» **What to work on**
Output all the entries word for word. Omit the pictures.

» **Provided records**
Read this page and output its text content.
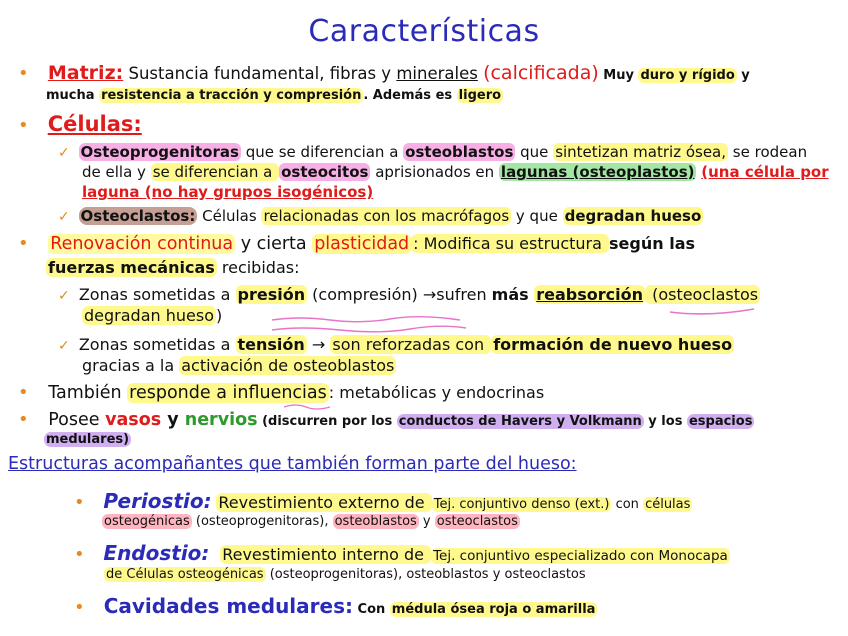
Características
• Matriz: Sustancia fundamental, fibras y minerales (calcificada) Muy duro y rígido y
mucha resistencia a tracción y compresión . Además es ligero
• Células:
✓ Osteoprogenitoras que se diferencian a osteoblastos que sintetizan matriz ósea, se rodean
de ella y se diferencian a osteocitos aprisionados en lagunas (osteoplastos) (una célula por
laguna (no hay grupos isogénicos)
✓ Osteoclastos: Células relacionadas con los macrófagos y que degradan hueso
• Renovación continua y cierta plasticidad : Modifica su estructura según las
fuerzas mecánicas recibidas:
✓ Zonas sometidas a presión (compresión) →sufren más reabsorción (osteoclastos
degradan hueso )
✓ Zonas sometidas a tensión → son reforzadas con formación de nuevo hueso
gracias a la activación de osteoblastos
• También responde a influencias : metabólicas y endocrinas
• Posee vasos y nervios (discurren por los conductos de Havers y Volkmann y los espacios
medulares)
Estructuras acompañantes que también forman parte del hueso:
• Periostio: Revestimiento externo de Tej. conjuntivo denso (ext.) con células
osteogénicas (osteoprogenitoras), osteoblastos y osteoclastos
• Endostio: Revestimiento interno de Tej. conjuntivo especializado con Monocapa
de Células osteogénicas (osteoprogenitoras), osteoblastos y osteoclastos
• Cavidades medulares: Con médula ósea roja o amarilla
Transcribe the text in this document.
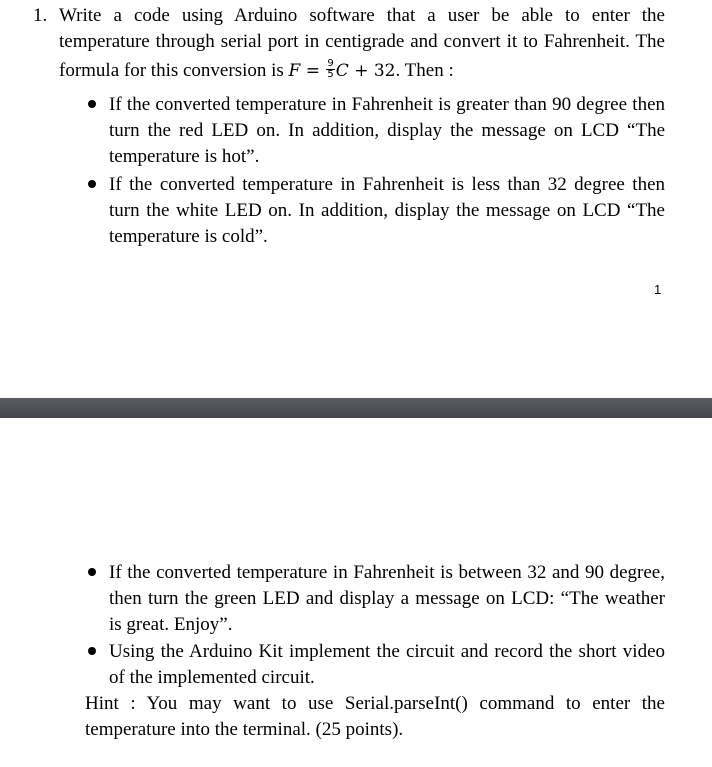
1. Write a code using Arduino software that a user be able to enter the
temperature through serial port in centigrade and convert it to Fahrenheit. The
formula for this conversion is $F = \frac{9}{5}$ C + 32. Then :
If the converted temperature in Fahrenheit is greater than 90 degree then
turn the red LED on. In addition, display the message on LCD “The
temperature is hot”.
If the converted temperature in Fahrenheit is less than 32 degree then
turn the white LED on. In addition, display the message on LCD “The
temperature is cold”.
1
If the converted temperature in Fahrenheit is between 32 and 90 degree,
then turn the green LED and display a message on LCD: “The weather
is great. Enjoy”.
Using the Arduino Kit implement the circuit and record the short video
of the implemented circuit.
Hint : You may want to use Serial.parseInt() command to enter the
temperature into the terminal. (25 points).
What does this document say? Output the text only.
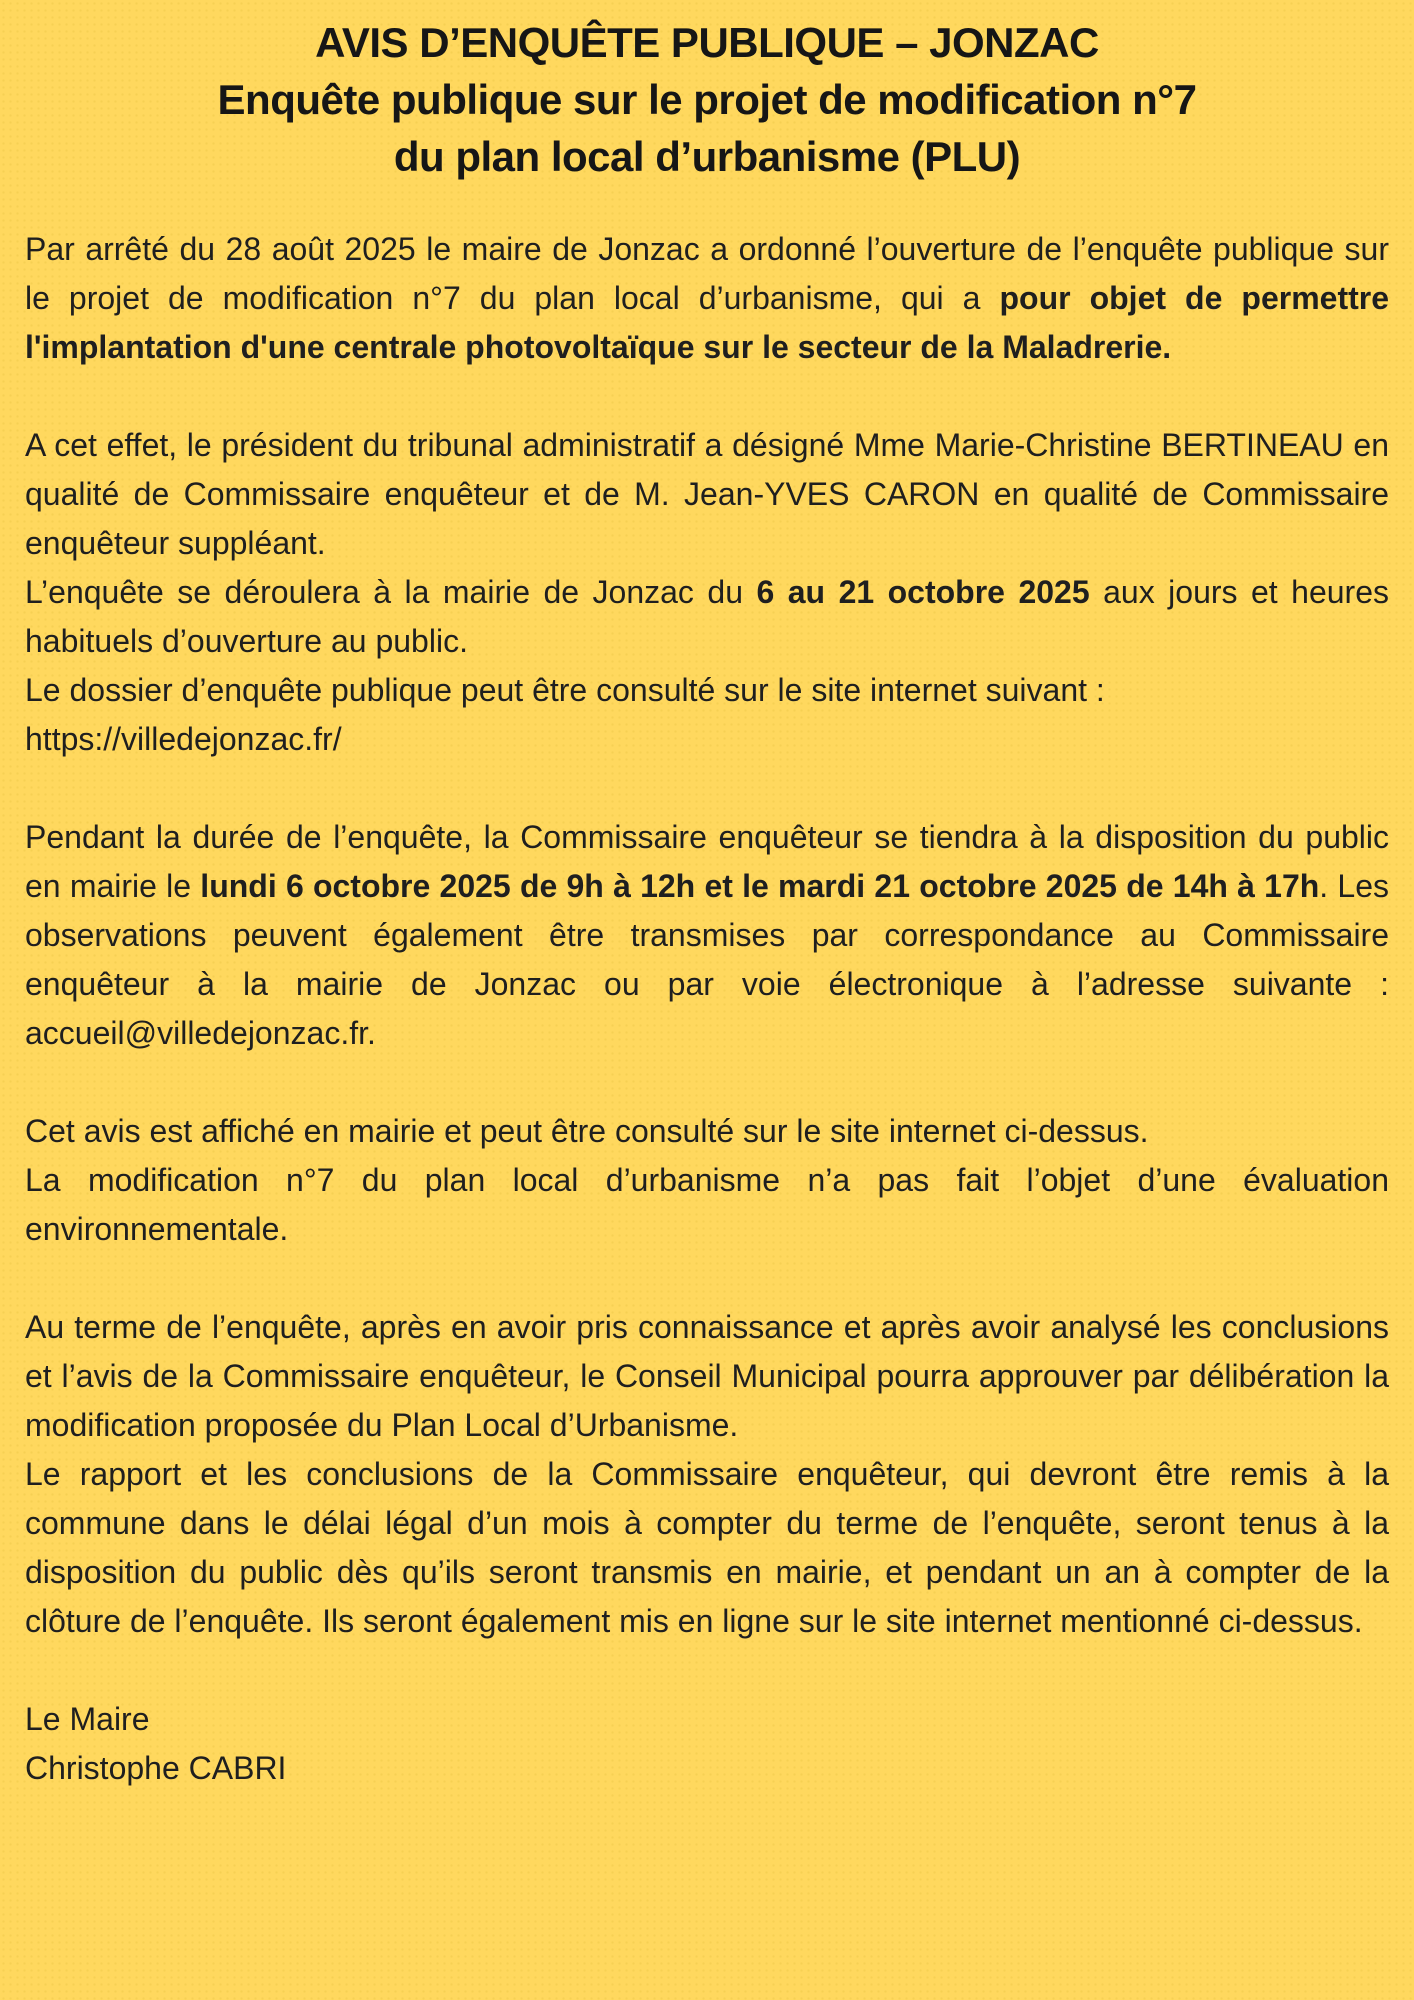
AVIS D’ENQUÊTE PUBLIQUE – JONZAC
Enquête publique sur le projet de modification n°7
du plan local d’urbanisme (PLU)

Par arrêté du 28 août 2025 le maire de Jonzac a ordonné l’ouverture de l’enquête publique sur le projet de modification n°7 du plan local d’urbanisme, qui a pour objet de permettre l'implantation d'une centrale photovoltaïque sur le secteur de la Maladrerie.

A cet effet, le président du tribunal administratif a désigné Mme Marie-Christine BERTINEAU en qualité de Commissaire enquêteur et de M. Jean-YVES CARON en qualité de Commissaire enquêteur suppléant.
L’enquête se déroulera à la mairie de Jonzac du 6 au 21 octobre 2025 aux jours et heures habituels d’ouverture au public.
Le dossier d’enquête publique peut être consulté sur le site internet suivant :
https://villedejonzac.fr/

Pendant la durée de l’enquête, la Commissaire enquêteur se tiendra à la disposition du public en mairie le lundi 6 octobre 2025 de 9h à 12h et le mardi 21 octobre 2025 de 14h à 17h. Les observations peuvent également être transmises par correspondance au Commissaire enquêteur à la mairie de Jonzac ou par voie électronique à l’adresse suivante : accueil@villedejonzac.fr.

Cet avis est affiché en mairie et peut être consulté sur le site internet ci-dessus.
La modification n°7 du plan local d’urbanisme n’a pas fait l’objet d’une évaluation environnementale.

Au terme de l’enquête, après en avoir pris connaissance et après avoir analysé les conclusions et l’avis de la Commissaire enquêteur, le Conseil Municipal pourra approuver par délibération la modification proposée du Plan Local d’Urbanisme.
Le rapport et les conclusions de la Commissaire enquêteur, qui devront être remis à la commune dans le délai légal d’un mois à compter du terme de l’enquête, seront tenus à la disposition du public dès qu’ils seront transmis en mairie, et pendant un an à compter de la clôture de l’enquête. Ils seront également mis en ligne sur le site internet mentionné ci-dessus.

Le Maire
Christophe CABRI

» **The solution**
Read this page and output its text content.
Características
• Matriz: Sustancia fundamental, fibras y minerales (calcificada) Muy duro y rígido y
mucha resistencia a tracción y compresión . Además es ligero
• Células:
✓ Osteoprogenitoras que se diferencian a osteoblastos que sintetizan matriz ósea, se rodean
de ella y se diferencian a osteocitos aprisionados en lagunas (osteoplastos) (una célula por
laguna (no hay grupos isogénicos)
✓ Osteoclastos: Células relacionadas con los macrófagos y que degradan hueso
• Renovación continua y cierta plasticidad : Modifica su estructura según las
fuerzas mecánicas recibidas:
✓ Zonas sometidas a presión (compresión) →sufren más reabsorción (osteoclastos
degradan hueso )
✓ Zonas sometidas a tensión → son reforzadas con formación de nuevo hueso
gracias a la activación de osteoblastos
• También responde a influencias : metabólicas y endocrinas
• Posee vasos y nervios (discurren por los conductos de Havers y Volkmann y los espacios
medulares)
Estructuras acompañantes que también forman parte del hueso:
• Periostio: Revestimiento externo de Tej. conjuntivo denso (ext.) con células
osteogénicas (osteoprogenitoras), osteoblastos y osteoclastos
• Endostio: Revestimiento interno de Tej. conjuntivo especializado con Monocapa
de Células osteogénicas (osteoprogenitoras), osteoblastos y osteoclastos
• Cavidades medulares: Con médula ósea roja o amarilla
Transcribe the text in this document.
1. Write a code using Arduino software that a user be able to enter the
temperature through serial port in centigrade and convert it to Fahrenheit. The
formula for this conversion is $F = \frac{9}{5}$ C + 32. Then :
If the converted temperature in Fahrenheit is greater than 90 degree then
turn the red LED on. In addition, display the message on LCD “The
temperature is hot”.
If the converted temperature in Fahrenheit is less than 32 degree then
turn the white LED on. In addition, display the message on LCD “The
temperature is cold”.
1
If the converted temperature in Fahrenheit is between 32 and 90 degree,
then turn the green LED and display a message on LCD: “The weather
is great. Enjoy”.
Using the Arduino Kit implement the circuit and record the short video
of the implemented circuit.
Hint : You may want to use Serial.parseInt() command to enter the
temperature into the terminal. (25 points).
What does this document say? Output the text only.
AVIS D’ENQUÊTE PUBLIQUE – JONZAC
Enquête publique sur le projet de modification n°7
du plan local d’urbanisme (PLU)

Par arrêté du 28 août 2025 le maire de Jonzac a ordonné l’ouverture de l’enquête publique sur le projet de modification n°7 du plan local d’urbanisme, qui a pour objet de permettre l'implantation d'une centrale photovoltaïque sur le secteur de la Maladrerie.

A cet effet, le président du tribunal administratif a désigné Mme Marie-Christine BERTINEAU en qualité de Commissaire enquêteur et de M. Jean-YVES CARON en qualité de Commissaire enquêteur suppléant.
L’enquête se déroulera à la mairie de Jonzac du 6 au 21 octobre 2025 aux jours et heures habituels d’ouverture au public.
Le dossier d’enquête publique peut être consulté sur le site internet suivant :
https://villedejonzac.fr/

Pendant la durée de l’enquête, la Commissaire enquêteur se tiendra à la disposition du public en mairie le lundi 6 octobre 2025 de 9h à 12h et le mardi 21 octobre 2025 de 14h à 17h. Les observations peuvent également être transmises par correspondance au Commissaire enquêteur à la mairie de Jonzac ou par voie électronique à l’adresse suivante : accueil@villedejonzac.fr.

Cet avis est affiché en mairie et peut être consulté sur le site internet ci-dessus.
La modification n°7 du plan local d’urbanisme n’a pas fait l’objet d’une évaluation environnementale.

Au terme de l’enquête, après en avoir pris connaissance et après avoir analysé les conclusions et l’avis de la Commissaire enquêteur, le Conseil Municipal pourra approuver par délibération la modification proposée du Plan Local d’Urbanisme.
Le rapport et les conclusions de la Commissaire enquêteur, qui devront être remis à la commune dans le délai légal d’un mois à compter du terme de l’enquête, seront tenus à la disposition du public dès qu’ils seront transmis en mairie, et pendant un an à compter de la clôture de l’enquête. Ils seront également mis en ligne sur le site internet mentionné ci-dessus.

Le Maire
Christophe CABRI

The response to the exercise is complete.